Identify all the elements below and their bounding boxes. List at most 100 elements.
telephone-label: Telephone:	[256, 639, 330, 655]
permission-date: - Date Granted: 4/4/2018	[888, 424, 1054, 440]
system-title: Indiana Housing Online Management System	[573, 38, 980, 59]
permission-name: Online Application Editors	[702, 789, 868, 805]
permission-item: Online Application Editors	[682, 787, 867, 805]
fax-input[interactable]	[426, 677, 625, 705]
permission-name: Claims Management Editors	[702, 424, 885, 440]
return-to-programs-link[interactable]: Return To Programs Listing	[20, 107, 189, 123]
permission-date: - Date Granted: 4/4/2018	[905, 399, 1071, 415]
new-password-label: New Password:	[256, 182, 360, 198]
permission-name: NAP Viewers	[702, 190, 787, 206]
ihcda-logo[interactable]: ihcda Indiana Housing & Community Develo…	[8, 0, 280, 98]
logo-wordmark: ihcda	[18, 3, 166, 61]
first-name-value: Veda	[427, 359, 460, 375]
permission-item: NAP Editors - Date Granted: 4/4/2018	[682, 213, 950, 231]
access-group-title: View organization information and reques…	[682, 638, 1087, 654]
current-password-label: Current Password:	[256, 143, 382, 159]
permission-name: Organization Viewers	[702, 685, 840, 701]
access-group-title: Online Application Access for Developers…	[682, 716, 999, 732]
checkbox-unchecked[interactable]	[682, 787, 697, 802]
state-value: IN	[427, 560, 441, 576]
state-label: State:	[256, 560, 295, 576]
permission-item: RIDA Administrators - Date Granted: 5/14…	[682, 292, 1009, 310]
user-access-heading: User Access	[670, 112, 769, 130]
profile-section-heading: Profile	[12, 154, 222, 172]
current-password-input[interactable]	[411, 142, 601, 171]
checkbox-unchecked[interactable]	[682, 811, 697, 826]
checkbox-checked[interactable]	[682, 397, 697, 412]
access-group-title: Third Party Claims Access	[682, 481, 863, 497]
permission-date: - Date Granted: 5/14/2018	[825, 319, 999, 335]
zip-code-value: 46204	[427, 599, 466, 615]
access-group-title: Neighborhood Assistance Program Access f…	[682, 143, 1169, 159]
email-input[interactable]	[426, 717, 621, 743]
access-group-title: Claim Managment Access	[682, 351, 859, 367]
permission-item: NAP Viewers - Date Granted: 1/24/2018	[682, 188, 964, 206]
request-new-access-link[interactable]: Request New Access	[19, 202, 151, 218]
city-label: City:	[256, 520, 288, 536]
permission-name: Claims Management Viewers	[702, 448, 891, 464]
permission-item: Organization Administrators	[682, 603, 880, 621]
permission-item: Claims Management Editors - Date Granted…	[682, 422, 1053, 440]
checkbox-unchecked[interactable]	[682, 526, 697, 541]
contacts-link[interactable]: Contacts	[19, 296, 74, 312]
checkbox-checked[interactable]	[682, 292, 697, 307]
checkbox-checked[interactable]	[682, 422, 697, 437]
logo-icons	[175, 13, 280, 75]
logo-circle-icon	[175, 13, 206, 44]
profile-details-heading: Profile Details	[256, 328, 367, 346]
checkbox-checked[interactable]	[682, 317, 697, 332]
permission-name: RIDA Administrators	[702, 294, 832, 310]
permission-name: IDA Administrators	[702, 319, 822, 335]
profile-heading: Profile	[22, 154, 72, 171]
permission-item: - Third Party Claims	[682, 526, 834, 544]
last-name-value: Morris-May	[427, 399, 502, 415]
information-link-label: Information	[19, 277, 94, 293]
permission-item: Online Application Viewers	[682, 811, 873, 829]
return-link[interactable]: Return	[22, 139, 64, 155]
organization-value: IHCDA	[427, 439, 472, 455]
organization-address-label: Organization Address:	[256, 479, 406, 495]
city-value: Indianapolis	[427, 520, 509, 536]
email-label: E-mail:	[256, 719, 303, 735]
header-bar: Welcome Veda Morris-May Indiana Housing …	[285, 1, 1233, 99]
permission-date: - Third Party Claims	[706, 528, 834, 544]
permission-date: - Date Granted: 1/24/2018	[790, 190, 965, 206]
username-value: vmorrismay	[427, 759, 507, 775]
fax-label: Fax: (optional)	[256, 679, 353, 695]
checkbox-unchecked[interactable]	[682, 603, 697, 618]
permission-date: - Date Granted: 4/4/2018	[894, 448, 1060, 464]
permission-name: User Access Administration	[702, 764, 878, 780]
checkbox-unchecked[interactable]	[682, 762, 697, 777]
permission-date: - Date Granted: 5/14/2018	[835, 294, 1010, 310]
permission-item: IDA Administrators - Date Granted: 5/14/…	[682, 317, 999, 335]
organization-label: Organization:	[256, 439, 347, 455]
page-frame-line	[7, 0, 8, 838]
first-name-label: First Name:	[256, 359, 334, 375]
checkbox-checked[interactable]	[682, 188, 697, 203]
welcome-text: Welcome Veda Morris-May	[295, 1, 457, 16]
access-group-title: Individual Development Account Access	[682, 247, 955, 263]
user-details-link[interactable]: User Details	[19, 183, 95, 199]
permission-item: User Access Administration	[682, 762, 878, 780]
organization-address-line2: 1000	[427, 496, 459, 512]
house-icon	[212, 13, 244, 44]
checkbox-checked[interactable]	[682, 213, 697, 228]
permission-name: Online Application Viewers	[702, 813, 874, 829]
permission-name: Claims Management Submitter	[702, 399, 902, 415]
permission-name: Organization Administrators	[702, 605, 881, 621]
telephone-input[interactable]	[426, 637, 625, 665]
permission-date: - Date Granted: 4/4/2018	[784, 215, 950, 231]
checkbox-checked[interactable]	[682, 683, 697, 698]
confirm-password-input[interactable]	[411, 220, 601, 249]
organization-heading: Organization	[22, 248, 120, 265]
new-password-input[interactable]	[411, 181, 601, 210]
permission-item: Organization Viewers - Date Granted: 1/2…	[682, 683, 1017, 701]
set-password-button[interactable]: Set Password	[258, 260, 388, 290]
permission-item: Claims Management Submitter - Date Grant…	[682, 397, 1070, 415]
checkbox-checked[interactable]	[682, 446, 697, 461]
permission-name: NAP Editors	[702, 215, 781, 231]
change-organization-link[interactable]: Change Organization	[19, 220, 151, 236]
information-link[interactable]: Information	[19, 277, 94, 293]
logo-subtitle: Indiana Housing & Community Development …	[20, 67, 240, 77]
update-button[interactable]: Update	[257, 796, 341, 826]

......

Task prompt: Turn all of the data above into a numbered list, leaving out any blank lines.

Output:
1. Identify all the elements below and their bounding boxes. List at most 100 elements.
2. telephone-label: Telephone:	[256, 639, 330, 655]
3. permission-date: - Date Granted: 4/4/2018	[888, 424, 1054, 440]
4. system-title: Indiana Housing Online Management System	[573, 38, 980, 59]
5. permission-name: Online Application Editors	[702, 789, 868, 805]
6. permission-item: Online Application Editors	[682, 787, 867, 805]
7. fax-input[interactable]	[426, 677, 625, 705]
8. permission-name: Claims Management Editors	[702, 424, 885, 440]
9. return-to-programs-link[interactable]: Return To Programs Listing	[20, 107, 189, 123]
10. permission-date: - Date Granted: 4/4/2018	[905, 399, 1071, 415]
11. new-password-label: New Password:	[256, 182, 360, 198]
12. permission-name: NAP Viewers	[702, 190, 787, 206]
13. ihcda-logo[interactable]: ihcda Indiana Housing & Community Develo…	[8, 0, 280, 98]
14. logo-wordmark: ihcda	[18, 3, 166, 61]
15. first-name-value: Veda	[427, 359, 460, 375]
16. permission-item: NAP Editors - Date Granted: 4/4/2018	[682, 213, 950, 231]
17. access-group-title: View organization information and reques…	[682, 638, 1087, 654]
18. current-password-label: Current Password:	[256, 143, 382, 159]
19. permission-name: Organization Viewers	[702, 685, 840, 701]
20. access-group-title: Online Application Access for Developers…	[682, 716, 999, 732]
21. checkbox-unchecked[interactable]	[682, 787, 697, 802]
22. state-value: IN	[427, 560, 441, 576]
23. state-label: State:	[256, 560, 295, 576]
24. permission-item: RIDA Administrators - Date Granted: 5/14…	[682, 292, 1009, 310]
25. user-access-heading: User Access	[670, 112, 769, 130]
26. profile-section-heading: Profile	[12, 154, 222, 172]
27. current-password-input[interactable]	[411, 142, 601, 171]
28. checkbox-unchecked[interactable]	[682, 811, 697, 826]
29. checkbox-checked[interactable]	[682, 397, 697, 412]
30. access-group-title: Third Party Claims Access	[682, 481, 863, 497]
31. permission-date: - Date Granted: 5/14/2018	[825, 319, 999, 335]
32. zip-code-value: 46204	[427, 599, 466, 615]
33. access-group-title: Neighborhood Assistance Program Access f…	[682, 143, 1169, 159]
34. email-input[interactable]	[426, 717, 621, 743]
35. access-group-title: Claim Managment Access	[682, 351, 859, 367]
36. permission-item: NAP Viewers - Date Granted: 1/24/2018	[682, 188, 964, 206]
37. request-new-access-link[interactable]: Request New Access	[19, 202, 151, 218]
38. city-label: City:	[256, 520, 288, 536]
39. permission-name: Claims Management Viewers	[702, 448, 891, 464]
40. permission-item: Organization Administrators	[682, 603, 880, 621]
41. permission-item: Claims Management Editors - Date Granted…	[682, 422, 1053, 440]
42. checkbox-unchecked[interactable]	[682, 526, 697, 541]
43. contacts-link[interactable]: Contacts	[19, 296, 74, 312]
44. checkbox-checked[interactable]	[682, 292, 697, 307]
45. checkbox-checked[interactable]	[682, 422, 697, 437]
46. logo-icons	[175, 13, 280, 75]
47. logo-circle-icon	[175, 13, 206, 44]
48. profile-details-heading: Profile Details	[256, 328, 367, 346]
49. checkbox-checked[interactable]	[682, 317, 697, 332]
50. permission-name: RIDA Administrators	[702, 294, 832, 310]
51. permission-name: IDA Administrators	[702, 319, 822, 335]
52. profile-heading: Profile	[22, 154, 72, 171]
53. permission-item: - Third Party Claims	[682, 526, 834, 544]
54. last-name-value: Morris-May	[427, 399, 502, 415]
55. information-link-label: Information	[19, 277, 94, 293]
56. permission-item: Online Application Viewers	[682, 811, 873, 829]
57. return-link[interactable]: Return	[22, 139, 64, 155]
58. organization-value: IHCDA	[427, 439, 472, 455]
59. organization-address-label: Organization Address:	[256, 479, 406, 495]
60. city-value: Indianapolis	[427, 520, 509, 536]
61. email-label: E-mail:	[256, 719, 303, 735]
62. header-bar: Welcome Veda Morris-May Indiana Housing …	[285, 1, 1233, 99]
63. permission-date: - Third Party Claims	[706, 528, 834, 544]
64. permission-date: - Date Granted: 1/24/2018	[790, 190, 965, 206]
65. username-value: vmorrismay	[427, 759, 507, 775]
66. fax-label: Fax: (optional)	[256, 679, 353, 695]
67. checkbox-unchecked[interactable]	[682, 603, 697, 618]
68. permission-date: - Date Granted: 4/4/2018	[894, 448, 1060, 464]
69. permission-name: User Access Administration	[702, 764, 878, 780]
70. checkbox-unchecked[interactable]	[682, 762, 697, 777]
71. permission-date: - Date Granted: 5/14/2018	[835, 294, 1010, 310]
72. permission-item: IDA Administrators - Date Granted: 5/14/…	[682, 317, 999, 335]
73. organization-label: Organization:	[256, 439, 347, 455]
74. page-frame-line	[7, 0, 8, 838]
75. first-name-label: First Name:	[256, 359, 334, 375]
76. checkbox-checked[interactable]	[682, 188, 697, 203]
77. welcome-text: Welcome Veda Morris-May	[295, 1, 457, 16]
78. access-group-title: Individual Development Account Access	[682, 247, 955, 263]
79. user-details-link[interactable]: User Details	[19, 183, 95, 199]
80. permission-item: User Access Administration	[682, 762, 878, 780]
81. organization-address-line2: 1000	[427, 496, 459, 512]
82. house-icon	[212, 13, 244, 44]
83. checkbox-checked[interactable]	[682, 213, 697, 228]
84. permission-name: Online Application Viewers	[702, 813, 874, 829]
85. permission-name: Claims Management Submitter	[702, 399, 902, 415]
86. permission-name: Organization Administrators	[702, 605, 881, 621]
87. telephone-input[interactable]	[426, 637, 625, 665]
88. permission-date: - Date Granted: 4/4/2018	[784, 215, 950, 231]
89. checkbox-checked[interactable]	[682, 683, 697, 698]
90. confirm-password-input[interactable]	[411, 220, 601, 249]
91. organization-heading: Organization	[22, 248, 120, 265]
92. new-password-input[interactable]	[411, 181, 601, 210]
93. permission-item: Organization Viewers - Date Granted: 1/2…	[682, 683, 1017, 701]
94. set-password-button[interactable]: Set Password	[258, 260, 388, 290]
95. permission-item: Claims Management Submitter - Date Grant…	[682, 397, 1070, 415]
96. checkbox-checked[interactable]	[682, 446, 697, 461]
97. permission-name: NAP Editors	[702, 215, 781, 231]
98. change-organization-link[interactable]: Change Organization	[19, 220, 151, 236]
99. information-link[interactable]: Information	[19, 277, 94, 293]
100. logo-subtitle: Indiana Housing & Community Development …	[20, 67, 240, 77]
101. update-button[interactable]: Update	[257, 796, 341, 826]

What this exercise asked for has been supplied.